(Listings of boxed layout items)

* * *

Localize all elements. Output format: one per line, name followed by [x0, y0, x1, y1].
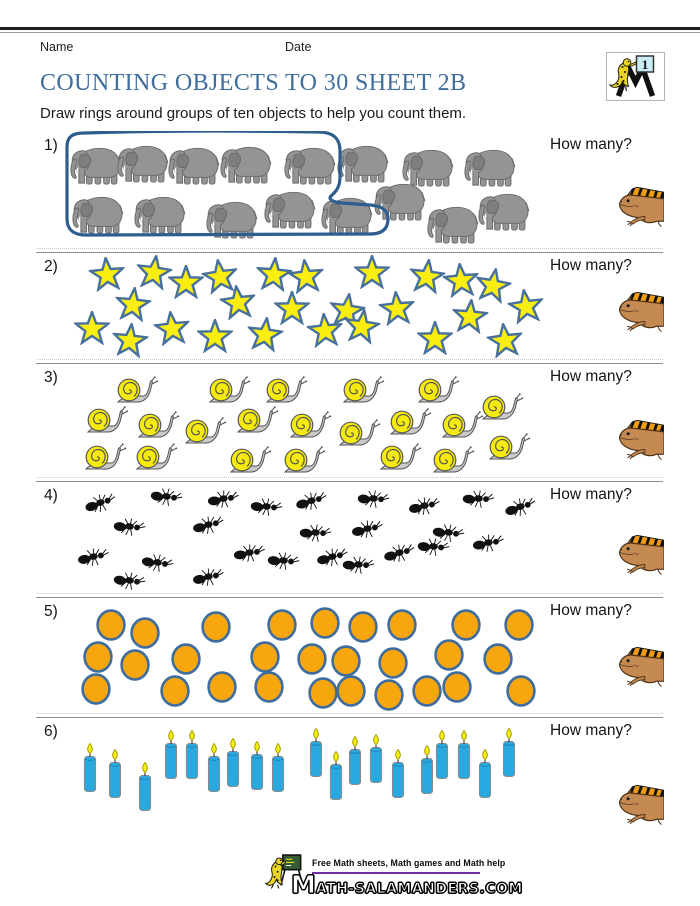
problem-number: 1)	[44, 137, 58, 154]
footer-tagline: Free Math sheets, Math games and Math he…	[312, 858, 506, 868]
footer: Free Math sheets, Math games and Math he…	[264, 853, 523, 905]
objects-elephants	[65, 131, 530, 244]
lizard-icon	[618, 290, 664, 332]
problem-number: 6)	[44, 723, 58, 740]
page-title: COUNTING OBJECTS TO 30 SHEET 2B	[40, 70, 467, 96]
problem-number: 4)	[44, 487, 58, 504]
how-many-label: How many?	[550, 257, 632, 274]
wordmark-initial: M	[290, 869, 316, 899]
problem-row-3: 3) How many?	[0, 359, 700, 481]
problem-row-2: 2) How many?	[0, 248, 700, 363]
footer-rule	[312, 872, 480, 874]
lizard-icon	[618, 533, 664, 575]
salamander-badge-icon	[607, 53, 664, 100]
problem-row-1: 1) How many?	[0, 131, 700, 252]
how-many-label: How many?	[550, 486, 632, 503]
site-wordmark: MATH-SALAMANDERS.COM	[290, 869, 523, 899]
how-many-label: How many?	[550, 722, 632, 739]
lizard-icon	[618, 418, 664, 460]
problem-number: 2)	[44, 258, 58, 275]
lizard-icon	[618, 783, 664, 825]
problem-number: 3)	[44, 369, 58, 386]
lizard-icon	[618, 645, 664, 687]
problem-row-5: 5) How many?	[0, 593, 700, 717]
date-label: Date	[285, 40, 312, 54]
how-many-label: How many?	[550, 368, 632, 385]
problem-row-6: 6) How many?	[0, 713, 700, 855]
how-many-label: How many?	[550, 136, 632, 153]
problem-number: 5)	[44, 603, 58, 620]
top-rule	[0, 27, 700, 30]
corner-logo	[606, 52, 665, 101]
problem-row-4: 4) How many?	[0, 477, 700, 597]
how-many-label: How many?	[550, 602, 632, 619]
name-label: Name	[40, 40, 74, 54]
instructions: Draw rings around groups of ten objects …	[40, 105, 467, 122]
ring-of-ten	[65, 131, 390, 237]
lizard-icon	[618, 185, 664, 227]
wordmark-rest: ATH-SALAMANDERS.COM	[315, 880, 523, 897]
top-rule-shadow	[0, 32, 700, 33]
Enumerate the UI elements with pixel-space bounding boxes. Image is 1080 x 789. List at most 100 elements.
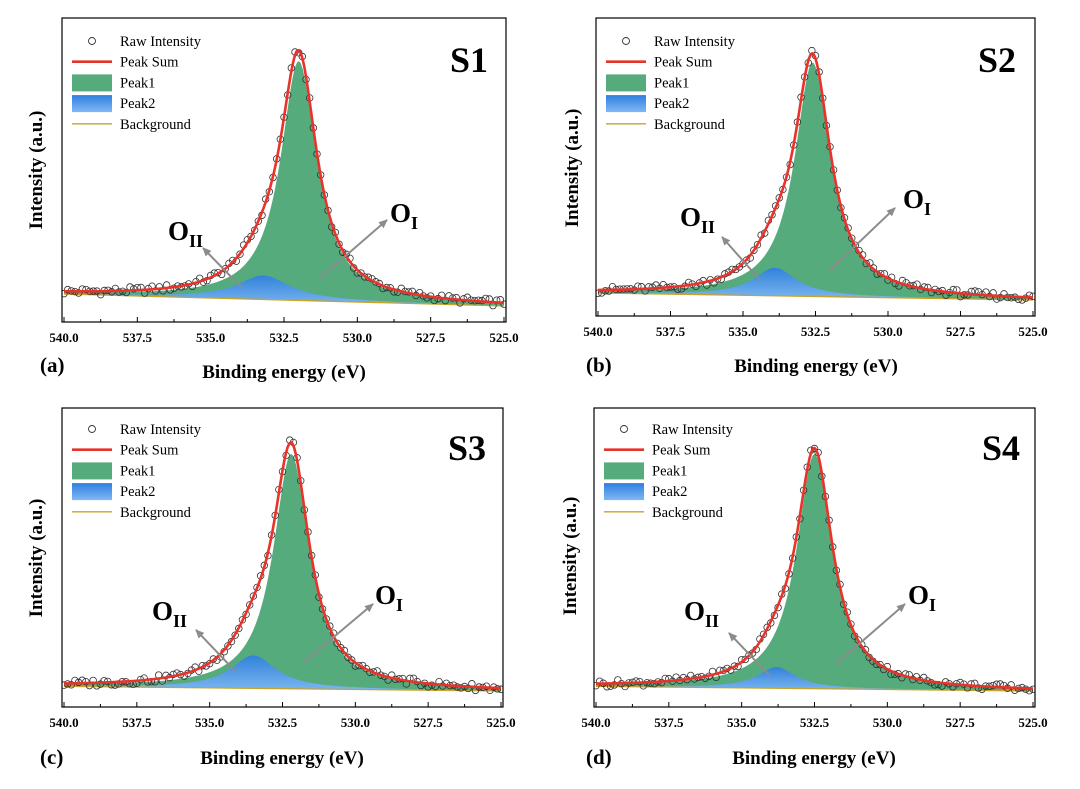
x-tick-label: 532.5 (800, 715, 830, 730)
panel-label: (c) (40, 745, 63, 769)
label-main: O (168, 216, 189, 246)
label-main: O (390, 198, 411, 228)
x-tick-label: 537.5 (123, 330, 153, 345)
peak1-area (64, 61, 504, 306)
label-o1: OI (375, 580, 403, 615)
x-tick-label: 537.5 (656, 324, 686, 339)
raw-point (650, 680, 658, 688)
label-main: O (908, 580, 929, 610)
legend-label: Peak Sum (652, 443, 711, 459)
panel-s3: 540.0 537.5 535.0 532.5 530.0 527.5 525.0 Bindi… (26, 407, 516, 769)
peak-sum-line (63, 440, 502, 690)
x-tick-label: 525.0 (486, 715, 515, 730)
raw-point (974, 684, 983, 692)
x-tick-label: 525.0 (1018, 324, 1047, 339)
label-main: O (903, 184, 924, 214)
raw-point (753, 240, 762, 249)
legend-label: Peak2 (120, 484, 155, 500)
legend-label: Peak2 (120, 96, 155, 112)
raw-point (62, 681, 68, 689)
peak-sum-line (595, 446, 1034, 690)
panel-label: (d) (586, 745, 612, 769)
y-axis-label: Intensity (a.u.) (562, 109, 583, 228)
peak2-area (64, 275, 504, 306)
label-o2: OII (168, 216, 203, 251)
raw-point (810, 444, 819, 453)
raw-point (610, 681, 618, 689)
x-axis-label: Binding energy (eV) (734, 356, 898, 377)
x-tick-label: 540.0 (581, 715, 610, 730)
legend-label: Peak Sum (120, 443, 179, 459)
label-subscript: I (924, 199, 931, 219)
arrow-o2 (728, 632, 771, 677)
label-main: O (680, 202, 701, 232)
label-subscript: I (929, 595, 936, 615)
x-axis-label: Binding energy (eV) (732, 748, 896, 769)
label-o2: OII (684, 596, 719, 631)
peak1-area (596, 453, 1033, 691)
arrow-o2 (721, 236, 761, 281)
sample-label: S3 (448, 428, 486, 468)
raw-point (442, 679, 451, 688)
legend-label: Peak1 (120, 75, 155, 91)
background-line (63, 293, 505, 307)
raw-point (457, 684, 465, 692)
peak2-area (598, 267, 1033, 300)
raw-point (745, 651, 753, 659)
x-tick-label: 535.0 (727, 715, 756, 730)
legend-label: Peak2 (654, 96, 689, 112)
raw-point (67, 681, 75, 689)
x-tick-label: 540.0 (49, 330, 78, 345)
peak1-area (598, 62, 1033, 300)
label-main: O (375, 580, 396, 610)
sample-label: S4 (982, 428, 1020, 468)
arrow-o1 (835, 603, 906, 665)
legend-label: Background (652, 505, 724, 521)
sample-label: S2 (978, 40, 1016, 80)
sample-label: S1 (450, 40, 488, 80)
x-tick-label: 527.5 (946, 324, 976, 339)
legend-swatch-peak2 (606, 95, 646, 113)
raw-point (100, 677, 108, 685)
raw-point (497, 685, 503, 693)
panel-s4: 540.0 537.5 535.0 532.5 530.0 527.5 525.0 Bindi… (560, 407, 1048, 769)
x-tick-label: 540.0 (583, 324, 612, 339)
legend-label: Raw Intensity (120, 422, 202, 438)
arrow-o2 (202, 247, 243, 289)
legend-swatch-raw (622, 37, 630, 45)
x-tick-label: 532.5 (269, 330, 299, 345)
peak-sum-line (597, 51, 1034, 299)
x-tick-label: 525.0 (1018, 715, 1047, 730)
legend-label: Peak1 (652, 463, 687, 479)
legend-swatch-raw (620, 425, 628, 433)
x-tick-label: 532.5 (801, 324, 831, 339)
peak2-area (596, 667, 1033, 691)
label-main: O (152, 596, 173, 626)
x-tick-label: 540.0 (49, 715, 78, 730)
legend-swatch-peak2 (72, 483, 112, 501)
panel-label: (a) (40, 353, 65, 377)
legend: Raw Intensity Peak Sum Peak1 Peak2 Backgroun… (606, 34, 736, 133)
x-tick-label: 535.0 (195, 715, 224, 730)
legend-label: Raw Intensity (654, 34, 736, 50)
x-tick-label: 527.5 (416, 330, 446, 345)
legend-label: Peak1 (654, 75, 689, 91)
legend: Raw Intensity Peak Sum Peak1 Peak2 Backgroun… (72, 422, 202, 521)
raw-point (355, 661, 363, 670)
legend-swatch-raw (88, 425, 96, 433)
x-tick-label: 537.5 (122, 715, 152, 730)
label-subscript: II (173, 611, 187, 631)
y-axis-label: Intensity (a.u.) (26, 499, 47, 618)
x-tick-label: 535.0 (196, 330, 225, 345)
label-main: O (684, 596, 705, 626)
x-tick-label: 535.0 (728, 324, 757, 339)
plot-area (62, 436, 503, 695)
raw-point (967, 680, 975, 688)
peak1-area (64, 453, 501, 691)
arrow-o1 (303, 603, 374, 663)
x-axis-label: Binding energy (eV) (200, 748, 364, 769)
x-tick-label: 530.0 (341, 715, 370, 730)
arrow-o1 (319, 219, 388, 279)
legend-swatch-peak1 (72, 74, 112, 92)
x-tick-label: 527.5 (414, 715, 444, 730)
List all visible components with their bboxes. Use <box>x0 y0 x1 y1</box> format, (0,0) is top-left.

* * *

◆ SHORT PROBLEM:
Rewrite the lines from the line with "137, 58, 154]" up to and including the line with "290, 664, 332]", replacing "lizard-icon" with "gecko-icon" and leaving everything else unchanged.

◆ EXERCISE RESPONSE:
problem-number: 1)	[44, 137, 58, 154]
footer-tagline: Free Math sheets, Math games and Math he…	[312, 858, 506, 868]
footer: Free Math sheets, Math games and Math he…	[264, 853, 523, 905]
objects-elephants	[65, 131, 530, 244]
gecko-icon	[618, 290, 664, 332]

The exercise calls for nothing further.